• Required work: Some lines of these records may hold the word "програму"; state how many, using only the number.
======== Record extracts
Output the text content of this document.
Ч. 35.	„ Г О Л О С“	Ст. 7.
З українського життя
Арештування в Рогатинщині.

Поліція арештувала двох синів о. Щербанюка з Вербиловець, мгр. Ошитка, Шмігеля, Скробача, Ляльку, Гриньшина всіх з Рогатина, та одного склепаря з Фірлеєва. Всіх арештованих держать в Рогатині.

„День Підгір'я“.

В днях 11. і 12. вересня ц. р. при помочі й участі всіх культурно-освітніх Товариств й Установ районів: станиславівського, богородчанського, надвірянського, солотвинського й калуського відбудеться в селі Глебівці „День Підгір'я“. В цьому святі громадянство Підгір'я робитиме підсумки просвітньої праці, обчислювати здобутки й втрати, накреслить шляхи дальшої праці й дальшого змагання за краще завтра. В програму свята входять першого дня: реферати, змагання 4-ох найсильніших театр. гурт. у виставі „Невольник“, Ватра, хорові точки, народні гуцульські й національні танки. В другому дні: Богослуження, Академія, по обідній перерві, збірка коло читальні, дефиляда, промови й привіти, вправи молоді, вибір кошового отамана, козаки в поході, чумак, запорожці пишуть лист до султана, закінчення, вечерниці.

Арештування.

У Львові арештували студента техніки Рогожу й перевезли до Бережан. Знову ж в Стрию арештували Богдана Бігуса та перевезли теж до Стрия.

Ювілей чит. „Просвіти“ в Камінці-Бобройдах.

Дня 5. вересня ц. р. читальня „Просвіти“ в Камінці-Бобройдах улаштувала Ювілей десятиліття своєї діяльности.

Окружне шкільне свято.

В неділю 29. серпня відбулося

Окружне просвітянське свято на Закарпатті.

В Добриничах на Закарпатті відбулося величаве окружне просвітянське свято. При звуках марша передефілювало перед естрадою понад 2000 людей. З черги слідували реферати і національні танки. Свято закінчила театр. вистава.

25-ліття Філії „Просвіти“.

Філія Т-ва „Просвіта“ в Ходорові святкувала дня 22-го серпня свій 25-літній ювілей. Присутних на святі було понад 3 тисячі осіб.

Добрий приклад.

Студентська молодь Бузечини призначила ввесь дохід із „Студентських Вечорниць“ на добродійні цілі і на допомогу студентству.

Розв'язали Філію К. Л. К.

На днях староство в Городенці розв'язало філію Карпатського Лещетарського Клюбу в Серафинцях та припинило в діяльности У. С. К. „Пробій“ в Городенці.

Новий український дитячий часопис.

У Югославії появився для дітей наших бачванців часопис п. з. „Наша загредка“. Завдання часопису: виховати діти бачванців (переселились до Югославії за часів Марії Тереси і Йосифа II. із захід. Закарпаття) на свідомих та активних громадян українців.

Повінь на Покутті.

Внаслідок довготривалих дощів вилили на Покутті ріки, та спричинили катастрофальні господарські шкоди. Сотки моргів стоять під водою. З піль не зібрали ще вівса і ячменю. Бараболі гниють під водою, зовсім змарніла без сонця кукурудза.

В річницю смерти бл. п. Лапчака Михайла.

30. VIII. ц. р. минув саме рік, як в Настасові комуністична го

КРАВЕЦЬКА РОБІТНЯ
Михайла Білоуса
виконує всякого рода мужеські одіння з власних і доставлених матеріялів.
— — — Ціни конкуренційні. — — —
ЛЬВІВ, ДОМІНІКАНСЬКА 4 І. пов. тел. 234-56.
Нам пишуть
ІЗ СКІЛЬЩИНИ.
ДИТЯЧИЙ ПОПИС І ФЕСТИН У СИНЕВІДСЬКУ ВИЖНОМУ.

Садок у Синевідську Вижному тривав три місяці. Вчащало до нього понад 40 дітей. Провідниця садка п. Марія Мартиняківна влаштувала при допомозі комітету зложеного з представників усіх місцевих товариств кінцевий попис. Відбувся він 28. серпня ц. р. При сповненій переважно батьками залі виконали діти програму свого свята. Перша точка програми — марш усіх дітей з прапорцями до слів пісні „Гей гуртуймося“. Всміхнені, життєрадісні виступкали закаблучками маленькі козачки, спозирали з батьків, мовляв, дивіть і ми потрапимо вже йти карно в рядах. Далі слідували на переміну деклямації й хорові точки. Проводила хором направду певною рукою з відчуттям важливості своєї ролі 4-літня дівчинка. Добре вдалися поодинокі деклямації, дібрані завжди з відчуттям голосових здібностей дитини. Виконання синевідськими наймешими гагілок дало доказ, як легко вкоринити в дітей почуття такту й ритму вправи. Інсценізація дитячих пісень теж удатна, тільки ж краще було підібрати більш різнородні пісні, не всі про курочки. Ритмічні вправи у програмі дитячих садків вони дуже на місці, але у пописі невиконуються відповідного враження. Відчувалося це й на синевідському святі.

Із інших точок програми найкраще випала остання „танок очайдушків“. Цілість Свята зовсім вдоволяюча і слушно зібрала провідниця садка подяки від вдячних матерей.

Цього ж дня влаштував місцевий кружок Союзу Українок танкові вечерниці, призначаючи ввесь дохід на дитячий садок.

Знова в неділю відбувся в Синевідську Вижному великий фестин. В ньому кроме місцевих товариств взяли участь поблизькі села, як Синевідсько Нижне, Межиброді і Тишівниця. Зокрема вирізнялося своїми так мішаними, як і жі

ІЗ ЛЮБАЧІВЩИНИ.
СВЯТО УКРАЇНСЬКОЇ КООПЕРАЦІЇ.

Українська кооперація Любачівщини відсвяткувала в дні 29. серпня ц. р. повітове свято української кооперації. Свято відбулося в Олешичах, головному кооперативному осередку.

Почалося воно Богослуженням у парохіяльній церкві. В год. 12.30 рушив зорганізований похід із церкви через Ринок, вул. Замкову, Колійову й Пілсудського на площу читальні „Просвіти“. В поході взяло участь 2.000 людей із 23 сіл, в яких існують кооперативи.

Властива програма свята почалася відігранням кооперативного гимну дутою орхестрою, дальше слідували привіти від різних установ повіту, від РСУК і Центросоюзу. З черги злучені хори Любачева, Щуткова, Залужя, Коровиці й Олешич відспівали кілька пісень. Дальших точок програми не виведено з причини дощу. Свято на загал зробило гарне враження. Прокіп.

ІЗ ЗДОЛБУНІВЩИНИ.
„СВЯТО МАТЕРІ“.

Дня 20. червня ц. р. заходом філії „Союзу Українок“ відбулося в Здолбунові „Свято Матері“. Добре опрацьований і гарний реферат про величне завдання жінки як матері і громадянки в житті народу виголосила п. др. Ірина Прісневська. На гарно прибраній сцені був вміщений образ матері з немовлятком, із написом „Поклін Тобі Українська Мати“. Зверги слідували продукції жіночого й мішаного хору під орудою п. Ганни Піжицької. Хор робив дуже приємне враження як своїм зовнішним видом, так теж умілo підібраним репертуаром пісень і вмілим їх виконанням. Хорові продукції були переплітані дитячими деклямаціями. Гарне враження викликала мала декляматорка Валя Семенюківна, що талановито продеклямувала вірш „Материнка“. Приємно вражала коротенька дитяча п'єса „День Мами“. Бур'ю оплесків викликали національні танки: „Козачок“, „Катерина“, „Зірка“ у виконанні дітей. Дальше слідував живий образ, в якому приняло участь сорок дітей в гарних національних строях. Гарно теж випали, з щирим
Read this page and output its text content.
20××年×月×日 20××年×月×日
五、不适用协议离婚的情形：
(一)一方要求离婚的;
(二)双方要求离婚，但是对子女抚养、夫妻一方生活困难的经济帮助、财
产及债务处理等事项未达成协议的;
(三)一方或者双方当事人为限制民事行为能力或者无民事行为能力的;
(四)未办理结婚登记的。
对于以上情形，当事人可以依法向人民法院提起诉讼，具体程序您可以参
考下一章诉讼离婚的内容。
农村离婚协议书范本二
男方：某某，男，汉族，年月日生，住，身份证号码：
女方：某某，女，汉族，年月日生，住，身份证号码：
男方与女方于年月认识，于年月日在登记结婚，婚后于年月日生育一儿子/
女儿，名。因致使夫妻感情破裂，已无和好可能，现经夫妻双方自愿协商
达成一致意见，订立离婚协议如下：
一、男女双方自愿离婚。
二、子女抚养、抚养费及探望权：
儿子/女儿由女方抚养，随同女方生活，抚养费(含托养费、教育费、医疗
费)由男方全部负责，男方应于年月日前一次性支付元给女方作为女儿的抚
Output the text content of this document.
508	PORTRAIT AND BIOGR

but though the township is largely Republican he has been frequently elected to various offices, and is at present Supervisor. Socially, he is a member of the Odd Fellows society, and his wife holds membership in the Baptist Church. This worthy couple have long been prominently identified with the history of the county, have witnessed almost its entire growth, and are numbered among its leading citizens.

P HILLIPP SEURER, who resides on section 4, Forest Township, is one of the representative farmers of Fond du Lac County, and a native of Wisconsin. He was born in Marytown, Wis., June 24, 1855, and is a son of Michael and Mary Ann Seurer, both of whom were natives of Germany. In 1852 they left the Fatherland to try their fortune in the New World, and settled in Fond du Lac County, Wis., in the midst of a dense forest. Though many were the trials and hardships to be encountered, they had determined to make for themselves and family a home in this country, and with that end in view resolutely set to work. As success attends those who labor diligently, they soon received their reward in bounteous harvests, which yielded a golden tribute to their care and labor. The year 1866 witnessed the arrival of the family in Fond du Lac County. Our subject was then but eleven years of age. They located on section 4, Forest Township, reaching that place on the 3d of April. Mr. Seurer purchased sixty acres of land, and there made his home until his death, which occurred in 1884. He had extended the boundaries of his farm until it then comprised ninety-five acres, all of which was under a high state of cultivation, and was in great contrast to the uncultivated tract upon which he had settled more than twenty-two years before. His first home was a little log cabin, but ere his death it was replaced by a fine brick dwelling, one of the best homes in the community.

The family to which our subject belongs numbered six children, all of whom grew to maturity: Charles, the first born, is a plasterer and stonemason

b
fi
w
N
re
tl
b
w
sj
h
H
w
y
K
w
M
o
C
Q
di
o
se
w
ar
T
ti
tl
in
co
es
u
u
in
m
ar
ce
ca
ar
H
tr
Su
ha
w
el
================
• Final result: 2